## WHAT YOU SHOULD DO
The entries below should be given again exactly, minus their pictures.

## TASK INPUTS
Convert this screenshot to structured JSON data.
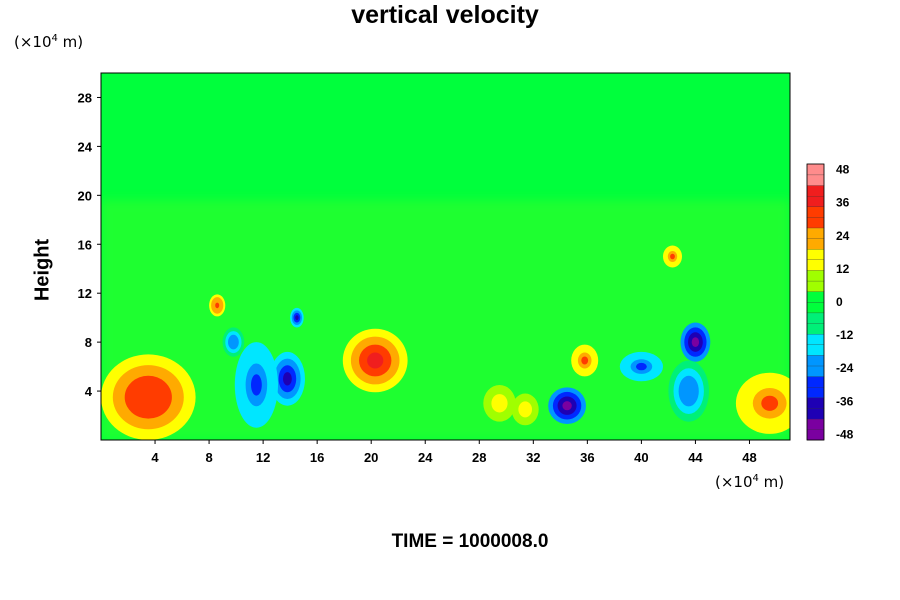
{
  "chart_data": {
    "type": "heatmap",
    "title": "vertical velocity",
    "ylabel": "Height",
    "y_unit": {
      "prefix": "(×10",
      "exp": "4",
      "suffix": " m)"
    },
    "x_unit": {
      "prefix": "(×10",
      "exp": "4",
      "suffix": " m)"
    },
    "xlim": [
      0,
      51
    ],
    "ylim": [
      0,
      30
    ],
    "xticks": [
      4,
      8,
      12,
      16,
      20,
      24,
      28,
      32,
      36,
      40,
      44,
      48
    ],
    "yticks": [
      4,
      8,
      12,
      16,
      20,
      24,
      28
    ],
    "colorbar": {
      "range": [
        -50,
        50
      ],
      "ticks": [
        48,
        36,
        24,
        12,
        0,
        -12,
        -24,
        -36,
        -48
      ],
      "colors": [
        "#7a00a0",
        "#1e00b4",
        "#0028ff",
        "#0096ff",
        "#00e6ff",
        "#00f078",
        "#00ff3c",
        "#a0ff00",
        "#ffff00",
        "#ffaa00",
        "#ff3c00",
        "#f01e1e",
        "#ff8c8c"
      ]
    },
    "features": [
      {
        "x": 3.5,
        "y": 3.5,
        "rx": 3.5,
        "ry": 3.5,
        "value": 34
      },
      {
        "x": 20.3,
        "y": 6.5,
        "rx": 2.4,
        "ry": 2.6,
        "value": 40
      },
      {
        "x": 49.5,
        "y": 3,
        "rx": 2.5,
        "ry": 2.5,
        "value": 28
      },
      {
        "x": 35.8,
        "y": 6.5,
        "rx": 1,
        "ry": 1.3,
        "value": 30
      },
      {
        "x": 29.5,
        "y": 3,
        "rx": 1.2,
        "ry": 1.5,
        "value": 16
      },
      {
        "x": 31.4,
        "y": 2.5,
        "rx": 1,
        "ry": 1.3,
        "value": 18
      },
      {
        "x": 42.3,
        "y": 15,
        "rx": 0.7,
        "ry": 0.9,
        "value": 28
      },
      {
        "x": 8.6,
        "y": 11,
        "rx": 0.6,
        "ry": 0.9,
        "value": 32
      },
      {
        "x": 34.5,
        "y": 2.8,
        "rx": 1.4,
        "ry": 1.5,
        "value": -46
      },
      {
        "x": 44,
        "y": 8,
        "rx": 1.1,
        "ry": 1.6,
        "value": -47
      },
      {
        "x": 13.8,
        "y": 5,
        "rx": 1.3,
        "ry": 2.2,
        "value": -40
      },
      {
        "x": 11.5,
        "y": 4.5,
        "rx": 1.6,
        "ry": 3.5,
        "value": -30
      },
      {
        "x": 14.5,
        "y": 10,
        "rx": 0.5,
        "ry": 0.8,
        "value": -40
      },
      {
        "x": 9.8,
        "y": 8,
        "rx": 0.8,
        "ry": 1.2,
        "value": -24
      },
      {
        "x": 43.5,
        "y": 4,
        "rx": 1.5,
        "ry": 2.5,
        "value": -24
      },
      {
        "x": 40,
        "y": 6,
        "rx": 1.6,
        "ry": 1.2,
        "value": -28
      }
    ]
  },
  "footer": {
    "time": "TIME = 1000008.0"
  }
}
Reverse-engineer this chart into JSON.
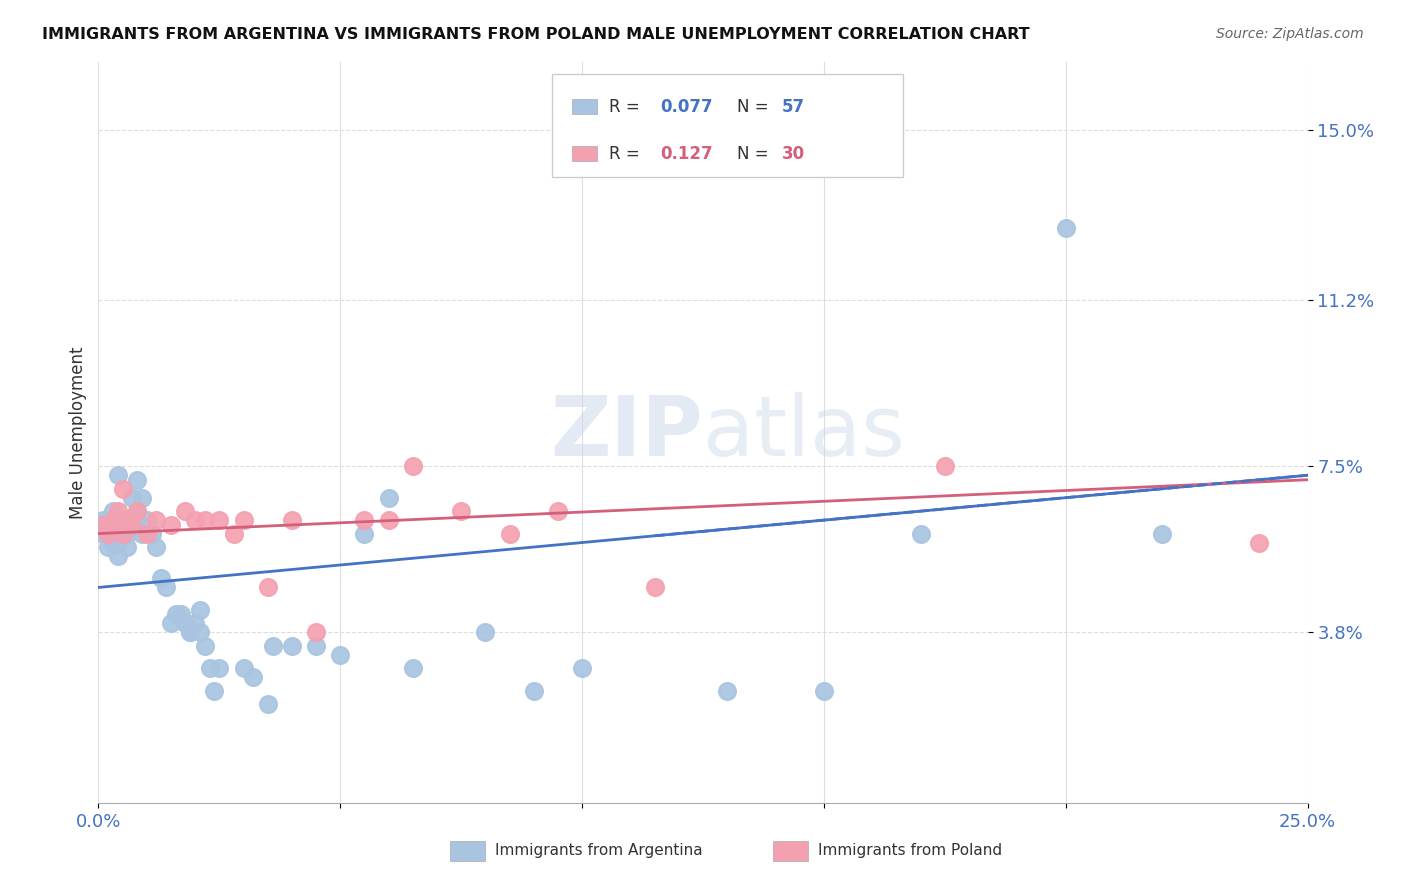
{
  "title": "IMMIGRANTS FROM ARGENTINA VS IMMIGRANTS FROM POLAND MALE UNEMPLOYMENT CORRELATION CHART",
  "source": "Source: ZipAtlas.com",
  "ylabel": "Male Unemployment",
  "ytick_labels": [
    "15.0%",
    "11.2%",
    "7.5%",
    "3.8%"
  ],
  "ytick_values": [
    0.15,
    0.112,
    0.075,
    0.038
  ],
  "xlim": [
    0.0,
    0.25
  ],
  "ylim": [
    0.0,
    0.165
  ],
  "argentina_color": "#a8c4e0",
  "poland_color": "#f4a0b0",
  "argentina_line_color": "#4472c4",
  "poland_line_color": "#d45f7a",
  "background_color": "#ffffff",
  "grid_color": "#dddddd",
  "argentina_x": [
    0.001,
    0.001,
    0.002,
    0.002,
    0.003,
    0.003,
    0.003,
    0.004,
    0.004,
    0.004,
    0.005,
    0.005,
    0.006,
    0.006,
    0.007,
    0.007,
    0.008,
    0.008,
    0.008,
    0.009,
    0.009,
    0.01,
    0.011,
    0.012,
    0.013,
    0.014,
    0.015,
    0.016,
    0.017,
    0.018,
    0.019,
    0.019,
    0.02,
    0.021,
    0.021,
    0.022,
    0.023,
    0.024,
    0.025,
    0.03,
    0.032,
    0.035,
    0.036,
    0.04,
    0.045,
    0.05,
    0.055,
    0.06,
    0.065,
    0.08,
    0.09,
    0.1,
    0.13,
    0.15,
    0.17,
    0.2,
    0.22
  ],
  "argentina_y": [
    0.06,
    0.063,
    0.057,
    0.06,
    0.058,
    0.062,
    0.065,
    0.055,
    0.058,
    0.073,
    0.06,
    0.063,
    0.057,
    0.06,
    0.063,
    0.068,
    0.065,
    0.063,
    0.072,
    0.06,
    0.068,
    0.063,
    0.06,
    0.057,
    0.05,
    0.048,
    0.04,
    0.042,
    0.042,
    0.04,
    0.038,
    0.038,
    0.04,
    0.038,
    0.043,
    0.035,
    0.03,
    0.025,
    0.03,
    0.03,
    0.028,
    0.022,
    0.035,
    0.035,
    0.035,
    0.033,
    0.06,
    0.068,
    0.03,
    0.038,
    0.025,
    0.03,
    0.025,
    0.025,
    0.06,
    0.128,
    0.06
  ],
  "poland_x": [
    0.001,
    0.002,
    0.003,
    0.004,
    0.005,
    0.005,
    0.006,
    0.007,
    0.008,
    0.01,
    0.012,
    0.015,
    0.018,
    0.02,
    0.022,
    0.025,
    0.028,
    0.03,
    0.035,
    0.04,
    0.045,
    0.055,
    0.06,
    0.065,
    0.075,
    0.085,
    0.095,
    0.115,
    0.175,
    0.24
  ],
  "poland_y": [
    0.062,
    0.06,
    0.063,
    0.065,
    0.06,
    0.07,
    0.063,
    0.062,
    0.065,
    0.06,
    0.063,
    0.062,
    0.065,
    0.063,
    0.063,
    0.063,
    0.06,
    0.063,
    0.048,
    0.063,
    0.038,
    0.063,
    0.063,
    0.075,
    0.065,
    0.06,
    0.065,
    0.048,
    0.075,
    0.058
  ],
  "arg_line_x0": 0.0,
  "arg_line_y0": 0.048,
  "arg_line_x1": 0.25,
  "arg_line_y1": 0.073,
  "pol_line_x0": 0.0,
  "pol_line_y0": 0.06,
  "pol_line_x1": 0.25,
  "pol_line_y1": 0.072
}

## RESPONSE TO THE EXERCISE
Convert this screenshot to structured JSON data.
{
  "chart_data": {
    "type": "heatmap",
    "title": "vertical velocity",
    "ylabel": "Height",
    "y_unit": {
      "prefix": "(×10",
      "exp": "4",
      "suffix": " m)"
    },
    "x_unit": {
      "prefix": "(×10",
      "exp": "4",
      "suffix": " m)"
    },
    "xlim": [
      0,
      51
    ],
    "ylim": [
      0,
      30
    ],
    "xticks": [
      4,
      8,
      12,
      16,
      20,
      24,
      28,
      32,
      36,
      40,
      44,
      48
    ],
    "yticks": [
      4,
      8,
      12,
      16,
      20,
      24,
      28
    ],
    "colorbar": {
      "range": [
        -50,
        50
      ],
      "ticks": [
        48,
        36,
        24,
        12,
        0,
        -12,
        -24,
        -36,
        -48
      ],
      "colors": [
        "#7a00a0",
        "#1e00b4",
        "#0028ff",
        "#0096ff",
        "#00e6ff",
        "#00f078",
        "#00ff3c",
        "#a0ff00",
        "#ffff00",
        "#ffaa00",
        "#ff3c00",
        "#f01e1e",
        "#ff8c8c"
      ]
    },
    "features": [
      {
        "x": 3.5,
        "y": 3.5,
        "rx": 3.5,
        "ry": 3.5,
        "value": 34
      },
      {
        "x": 20.3,
        "y": 6.5,
        "rx": 2.4,
        "ry": 2.6,
        "value": 40
      },
      {
        "x": 49.5,
        "y": 3,
        "rx": 2.5,
        "ry": 2.5,
        "value": 28
      },
      {
        "x": 35.8,
        "y": 6.5,
        "rx": 1,
        "ry": 1.3,
        "value": 30
      },
      {
        "x": 29.5,
        "y": 3,
        "rx": 1.2,
        "ry": 1.5,
        "value": 16
      },
      {
        "x": 31.4,
        "y": 2.5,
        "rx": 1,
        "ry": 1.3,
        "value": 18
      },
      {
        "x": 42.3,
        "y": 15,
        "rx": 0.7,
        "ry": 0.9,
        "value": 28
      },
      {
        "x": 8.6,
        "y": 11,
        "rx": 0.6,
        "ry": 0.9,
        "value": 32
      },
      {
        "x": 34.5,
        "y": 2.8,
        "rx": 1.4,
        "ry": 1.5,
        "value": -46
      },
      {
        "x": 44,
        "y": 8,
        "rx": 1.1,
        "ry": 1.6,
        "value": -47
      },
      {
        "x": 13.8,
        "y": 5,
        "rx": 1.3,
        "ry": 2.2,
        "value": -40
      },
      {
        "x": 11.5,
        "y": 4.5,
        "rx": 1.6,
        "ry": 3.5,
        "value": -30
      },
      {
        "x": 14.5,
        "y": 10,
        "rx": 0.5,
        "ry": 0.8,
        "value": -40
      },
      {
        "x": 9.8,
        "y": 8,
        "rx": 0.8,
        "ry": 1.2,
        "value": -24
      },
      {
        "x": 43.5,
        "y": 4,
        "rx": 1.5,
        "ry": 2.5,
        "value": -24
      },
      {
        "x": 40,
        "y": 6,
        "rx": 1.6,
        "ry": 1.2,
        "value": -28
      }
    ]
  },
  "footer": {
    "time": "TIME = 1000008.0"
  }
}
Reverse-engineer this chart into JSON.
{
  "title": "IMMIGRANTS FROM ARGENTINA VS IMMIGRANTS FROM POLAND MALE UNEMPLOYMENT CORRELATION CHART",
  "source": "Source: ZipAtlas.com",
  "ylabel": "Male Unemployment",
  "ytick_labels": [
    "15.0%",
    "11.2%",
    "7.5%",
    "3.8%"
  ],
  "ytick_values": [
    0.15,
    0.112,
    0.075,
    0.038
  ],
  "xlim": [
    0.0,
    0.25
  ],
  "ylim": [
    0.0,
    0.165
  ],
  "argentina_color": "#a8c4e0",
  "poland_color": "#f4a0b0",
  "argentina_line_color": "#4472c4",
  "poland_line_color": "#d45f7a",
  "background_color": "#ffffff",
  "grid_color": "#dddddd",
  "argentina_x": [
    0.001,
    0.001,
    0.002,
    0.002,
    0.003,
    0.003,
    0.003,
    0.004,
    0.004,
    0.004,
    0.005,
    0.005,
    0.006,
    0.006,
    0.007,
    0.007,
    0.008,
    0.008,
    0.008,
    0.009,
    0.009,
    0.01,
    0.011,
    0.012,
    0.013,
    0.014,
    0.015,
    0.016,
    0.017,
    0.018,
    0.019,
    0.019,
    0.02,
    0.021,
    0.021,
    0.022,
    0.023,
    0.024,
    0.025,
    0.03,
    0.032,
    0.035,
    0.036,
    0.04,
    0.045,
    0.05,
    0.055,
    0.06,
    0.065,
    0.08,
    0.09,
    0.1,
    0.13,
    0.15,
    0.17,
    0.2,
    0.22
  ],
  "argentina_y": [
    0.06,
    0.063,
    0.057,
    0.06,
    0.058,
    0.062,
    0.065,
    0.055,
    0.058,
    0.073,
    0.06,
    0.063,
    0.057,
    0.06,
    0.063,
    0.068,
    0.065,
    0.063,
    0.072,
    0.06,
    0.068,
    0.063,
    0.06,
    0.057,
    0.05,
    0.048,
    0.04,
    0.042,
    0.042,
    0.04,
    0.038,
    0.038,
    0.04,
    0.038,
    0.043,
    0.035,
    0.03,
    0.025,
    0.03,
    0.03,
    0.028,
    0.022,
    0.035,
    0.035,
    0.035,
    0.033,
    0.06,
    0.068,
    0.03,
    0.038,
    0.025,
    0.03,
    0.025,
    0.025,
    0.06,
    0.128,
    0.06
  ],
  "poland_x": [
    0.001,
    0.002,
    0.003,
    0.004,
    0.005,
    0.005,
    0.006,
    0.007,
    0.008,
    0.01,
    0.012,
    0.015,
    0.018,
    0.02,
    0.022,
    0.025,
    0.028,
    0.03,
    0.035,
    0.04,
    0.045,
    0.055,
    0.06,
    0.065,
    0.075,
    0.085,
    0.095,
    0.115,
    0.175,
    0.24
  ],
  "poland_y": [
    0.062,
    0.06,
    0.063,
    0.065,
    0.06,
    0.07,
    0.063,
    0.062,
    0.065,
    0.06,
    0.063,
    0.062,
    0.065,
    0.063,
    0.063,
    0.063,
    0.06,
    0.063,
    0.048,
    0.063,
    0.038,
    0.063,
    0.063,
    0.075,
    0.065,
    0.06,
    0.065,
    0.048,
    0.075,
    0.058
  ],
  "arg_line_x0": 0.0,
  "arg_line_y0": 0.048,
  "arg_line_x1": 0.25,
  "arg_line_y1": 0.073,
  "pol_line_x0": 0.0,
  "pol_line_y0": 0.06,
  "pol_line_x1": 0.25,
  "pol_line_y1": 0.072
}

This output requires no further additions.